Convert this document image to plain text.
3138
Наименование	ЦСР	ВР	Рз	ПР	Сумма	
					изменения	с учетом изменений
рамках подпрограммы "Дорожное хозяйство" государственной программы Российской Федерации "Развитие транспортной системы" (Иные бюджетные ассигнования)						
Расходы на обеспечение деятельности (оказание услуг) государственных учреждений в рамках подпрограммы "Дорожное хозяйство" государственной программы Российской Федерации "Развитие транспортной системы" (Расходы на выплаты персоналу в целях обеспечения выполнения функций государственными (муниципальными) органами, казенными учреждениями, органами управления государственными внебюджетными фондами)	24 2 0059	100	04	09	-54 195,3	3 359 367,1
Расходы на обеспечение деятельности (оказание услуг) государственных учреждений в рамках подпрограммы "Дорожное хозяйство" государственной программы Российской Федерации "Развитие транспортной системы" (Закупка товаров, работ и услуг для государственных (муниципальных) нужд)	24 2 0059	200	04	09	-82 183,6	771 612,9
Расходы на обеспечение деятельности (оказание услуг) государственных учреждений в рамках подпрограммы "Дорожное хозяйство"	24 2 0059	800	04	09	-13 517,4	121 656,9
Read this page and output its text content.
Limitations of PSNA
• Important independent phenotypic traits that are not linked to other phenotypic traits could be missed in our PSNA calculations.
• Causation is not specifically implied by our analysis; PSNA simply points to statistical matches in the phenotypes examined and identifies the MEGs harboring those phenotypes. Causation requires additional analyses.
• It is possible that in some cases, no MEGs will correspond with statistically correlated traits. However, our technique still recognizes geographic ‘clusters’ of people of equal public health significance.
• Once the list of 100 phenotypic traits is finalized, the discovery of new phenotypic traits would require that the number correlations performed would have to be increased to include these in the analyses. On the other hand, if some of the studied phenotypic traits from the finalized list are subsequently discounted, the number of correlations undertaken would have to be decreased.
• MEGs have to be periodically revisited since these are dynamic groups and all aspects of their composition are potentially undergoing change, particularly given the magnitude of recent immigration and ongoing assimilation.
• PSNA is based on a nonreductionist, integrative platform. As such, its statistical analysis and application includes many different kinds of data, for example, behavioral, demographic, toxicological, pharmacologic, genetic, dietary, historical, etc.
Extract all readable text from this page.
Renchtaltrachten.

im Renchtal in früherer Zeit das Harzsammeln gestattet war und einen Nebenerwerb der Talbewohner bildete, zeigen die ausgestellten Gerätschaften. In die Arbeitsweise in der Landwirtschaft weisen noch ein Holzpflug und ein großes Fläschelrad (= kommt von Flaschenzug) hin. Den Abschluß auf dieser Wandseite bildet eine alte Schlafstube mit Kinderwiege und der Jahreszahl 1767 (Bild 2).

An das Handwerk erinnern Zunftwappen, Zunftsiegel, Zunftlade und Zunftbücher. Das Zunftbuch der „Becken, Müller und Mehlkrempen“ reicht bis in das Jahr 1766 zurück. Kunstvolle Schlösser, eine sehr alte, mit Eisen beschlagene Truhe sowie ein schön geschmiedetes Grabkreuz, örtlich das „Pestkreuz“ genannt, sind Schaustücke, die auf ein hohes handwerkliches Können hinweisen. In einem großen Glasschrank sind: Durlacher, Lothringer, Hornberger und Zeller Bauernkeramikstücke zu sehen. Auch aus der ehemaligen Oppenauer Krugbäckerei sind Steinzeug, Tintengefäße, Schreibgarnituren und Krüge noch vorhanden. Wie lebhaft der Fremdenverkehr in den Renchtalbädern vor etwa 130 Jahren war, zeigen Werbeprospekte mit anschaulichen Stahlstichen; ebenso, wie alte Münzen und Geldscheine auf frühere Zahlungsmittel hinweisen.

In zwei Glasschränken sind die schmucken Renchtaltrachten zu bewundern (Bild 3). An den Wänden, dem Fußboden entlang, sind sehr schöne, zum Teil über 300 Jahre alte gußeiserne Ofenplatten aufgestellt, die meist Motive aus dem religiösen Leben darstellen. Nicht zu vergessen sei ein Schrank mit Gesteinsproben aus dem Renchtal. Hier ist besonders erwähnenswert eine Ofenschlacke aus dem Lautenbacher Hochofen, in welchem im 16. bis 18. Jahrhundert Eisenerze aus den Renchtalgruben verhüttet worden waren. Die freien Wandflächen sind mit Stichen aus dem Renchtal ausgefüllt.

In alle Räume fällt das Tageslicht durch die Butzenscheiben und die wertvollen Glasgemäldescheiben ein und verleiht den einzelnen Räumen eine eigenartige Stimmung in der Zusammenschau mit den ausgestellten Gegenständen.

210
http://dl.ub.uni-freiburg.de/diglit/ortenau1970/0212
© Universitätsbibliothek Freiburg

What you need to do:
Please restate the records in full, word for word.

Output of the task:
Convert this document image to plain text.
3138
Наименование	ЦСР	ВР	Рз	ПР	Сумма	
					изменения	с учетом изменений
рамках подпрограммы "Дорожное хозяйство" государственной программы Российской Федерации "Развитие транспортной системы" (Иные бюджетные ассигнования)						
Расходы на обеспечение деятельности (оказание услуг) государственных учреждений в рамках подпрограммы "Дорожное хозяйство" государственной программы Российской Федерации "Развитие транспортной системы" (Расходы на выплаты персоналу в целях обеспечения выполнения функций государственными (муниципальными) органами, казенными учреждениями, органами управления государственными внебюджетными фондами)	24 2 0059	100	04	09	-54 195,3	3 359 367,1
Расходы на обеспечение деятельности (оказание услуг) государственных учреждений в рамках подпрограммы "Дорожное хозяйство" государственной программы Российской Федерации "Развитие транспортной системы" (Закупка товаров, работ и услуг для государственных (муниципальных) нужд)	24 2 0059	200	04	09	-82 183,6	771 612,9
Расходы на обеспечение деятельности (оказание услуг) государственных учреждений в рамках подпрограммы "Дорожное хозяйство"	24 2 0059	800	04	09	-13 517,4	121 656,9
Read this page and output its text content.
Limitations of PSNA
• Important independent phenotypic traits that are not linked to other phenotypic traits could be missed in our PSNA calculations.
• Causation is not specifically implied by our analysis; PSNA simply points to statistical matches in the phenotypes examined and identifies the MEGs harboring those phenotypes. Causation requires additional analyses.
• It is possible that in some cases, no MEGs will correspond with statistically correlated traits. However, our technique still recognizes geographic ‘clusters’ of people of equal public health significance.
• Once the list of 100 phenotypic traits is finalized, the discovery of new phenotypic traits would require that the number correlations performed would have to be increased to include these in the analyses. On the other hand, if some of the studied phenotypic traits from the finalized list are subsequently discounted, the number of correlations undertaken would have to be decreased.
• MEGs have to be periodically revisited since these are dynamic groups and all aspects of their composition are potentially undergoing change, particularly given the magnitude of recent immigration and ongoing assimilation.
• PSNA is based on a nonreductionist, integrative platform. As such, its statistical analysis and application includes many different kinds of data, for example, behavioral, demographic, toxicological, pharmacologic, genetic, dietary, historical, etc.
Extract all readable text from this page.
Renchtaltrachten.

im Renchtal in früherer Zeit das Harzsammeln gestattet war und einen Nebenerwerb der Talbewohner bildete, zeigen die ausgestellten Gerätschaften. In die Arbeitsweise in der Landwirtschaft weisen noch ein Holzpflug und ein großes Fläschelrad (= kommt von Flaschenzug) hin. Den Abschluß auf dieser Wandseite bildet eine alte Schlafstube mit Kinderwiege und der Jahreszahl 1767 (Bild 2).

An das Handwerk erinnern Zunftwappen, Zunftsiegel, Zunftlade und Zunftbücher. Das Zunftbuch der „Becken, Müller und Mehlkrempen“ reicht bis in das Jahr 1766 zurück. Kunstvolle Schlösser, eine sehr alte, mit Eisen beschlagene Truhe sowie ein schön geschmiedetes Grabkreuz, örtlich das „Pestkreuz“ genannt, sind Schaustücke, die auf ein hohes handwerkliches Können hinweisen. In einem großen Glasschrank sind: Durlacher, Lothringer, Hornberger und Zeller Bauernkeramikstücke zu sehen. Auch aus der ehemaligen Oppenauer Krugbäckerei sind Steinzeug, Tintengefäße, Schreibgarnituren und Krüge noch vorhanden. Wie lebhaft der Fremdenverkehr in den Renchtalbädern vor etwa 130 Jahren war, zeigen Werbeprospekte mit anschaulichen Stahlstichen; ebenso, wie alte Münzen und Geldscheine auf frühere Zahlungsmittel hinweisen.

In zwei Glasschränken sind die schmucken Renchtaltrachten zu bewundern (Bild 3). An den Wänden, dem Fußboden entlang, sind sehr schöne, zum Teil über 300 Jahre alte gußeiserne Ofenplatten aufgestellt, die meist Motive aus dem religiösen Leben darstellen. Nicht zu vergessen sei ein Schrank mit Gesteinsproben aus dem Renchtal. Hier ist besonders erwähnenswert eine Ofenschlacke aus dem Lautenbacher Hochofen, in welchem im 16. bis 18. Jahrhundert Eisenerze aus den Renchtalgruben verhüttet worden waren. Die freien Wandflächen sind mit Stichen aus dem Renchtal ausgefüllt.

In alle Räume fällt das Tageslicht durch die Butzenscheiben und die wertvollen Glasgemäldescheiben ein und verleiht den einzelnen Räumen eine eigenartige Stimmung in der Zusammenschau mit den ausgestellten Gegenständen.

210
http://dl.ub.uni-freiburg.de/diglit/ortenau1970/0212
© Universitätsbibliothek Freiburg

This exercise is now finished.